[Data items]

───

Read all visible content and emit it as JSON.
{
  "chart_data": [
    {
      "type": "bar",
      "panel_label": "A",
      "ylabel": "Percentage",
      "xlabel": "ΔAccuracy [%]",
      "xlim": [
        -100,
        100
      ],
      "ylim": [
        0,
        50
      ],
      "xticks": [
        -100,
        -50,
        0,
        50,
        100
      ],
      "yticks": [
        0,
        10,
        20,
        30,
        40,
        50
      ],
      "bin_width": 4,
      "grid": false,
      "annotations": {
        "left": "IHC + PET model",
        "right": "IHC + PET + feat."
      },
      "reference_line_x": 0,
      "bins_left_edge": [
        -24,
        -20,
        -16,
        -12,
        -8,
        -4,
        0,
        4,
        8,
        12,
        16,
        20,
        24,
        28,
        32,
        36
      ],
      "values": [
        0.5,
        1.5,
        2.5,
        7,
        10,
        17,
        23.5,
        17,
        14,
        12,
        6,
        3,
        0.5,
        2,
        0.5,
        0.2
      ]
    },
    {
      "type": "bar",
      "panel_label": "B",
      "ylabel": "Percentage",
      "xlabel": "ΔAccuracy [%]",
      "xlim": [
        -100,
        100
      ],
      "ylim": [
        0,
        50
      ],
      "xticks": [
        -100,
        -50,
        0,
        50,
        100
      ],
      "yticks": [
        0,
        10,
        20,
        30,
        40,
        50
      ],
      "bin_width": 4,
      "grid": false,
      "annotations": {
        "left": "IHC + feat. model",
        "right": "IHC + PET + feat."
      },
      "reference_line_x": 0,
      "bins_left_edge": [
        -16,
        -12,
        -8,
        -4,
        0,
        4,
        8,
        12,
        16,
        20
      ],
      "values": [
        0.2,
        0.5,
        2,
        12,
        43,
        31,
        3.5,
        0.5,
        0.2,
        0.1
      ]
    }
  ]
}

───

Print the entries exactly. Include every one.

Read all visible content and emit it as JSON.
{
  "chart_data": [
    {
      "type": "bar",
      "panel_label": "A",
      "ylabel": "Percentage",
      "xlabel": "ΔAccuracy [%]",
      "xlim": [
        -100,
        100
      ],
      "ylim": [
        0,
        50
      ],
      "xticks": [
        -100,
        -50,
        0,
        50,
        100
      ],
      "yticks": [
        0,
        10,
        20,
        30,
        40,
        50
      ],
      "bin_width": 4,
      "grid": false,
      "annotations": {
        "left": "IHC + PET model",
        "right": "IHC + PET + feat."
      },
      "reference_line_x": 0,
      "bins_left_edge": [
        -24,
        -20,
        -16,
        -12,
        -8,
        -4,
        0,
        4,
        8,
        12,
        16,
        20,
        24,
        28,
        32,
        36
      ],
      "values": [
        0.5,
        1.5,
        2.5,
        7,
        10,
        17,
        23.5,
        17,
        14,
        12,
        6,
        3,
        0.5,
        2,
        0.5,
        0.2
      ]
    },
    {
      "type": "bar",
      "panel_label": "B",
      "ylabel": "Percentage",
      "xlabel": "ΔAccuracy [%]",
      "xlim": [
        -100,
        100
      ],
      "ylim": [
        0,
        50
      ],
      "xticks": [
        -100,
        -50,
        0,
        50,
        100
      ],
      "yticks": [
        0,
        10,
        20,
        30,
        40,
        50
      ],
      "bin_width": 4,
      "grid": false,
      "annotations": {
        "left": "IHC + feat. model",
        "right": "IHC + PET + feat."
      },
      "reference_line_x": 0,
      "bins_left_edge": [
        -16,
        -12,
        -8,
        -4,
        0,
        4,
        8,
        12,
        16,
        20
      ],
      "values": [
        0.2,
        0.5,
        2,
        12,
        43,
        31,
        3.5,
        0.5,
        0.2,
        0.1
      ]
    }
  ]
}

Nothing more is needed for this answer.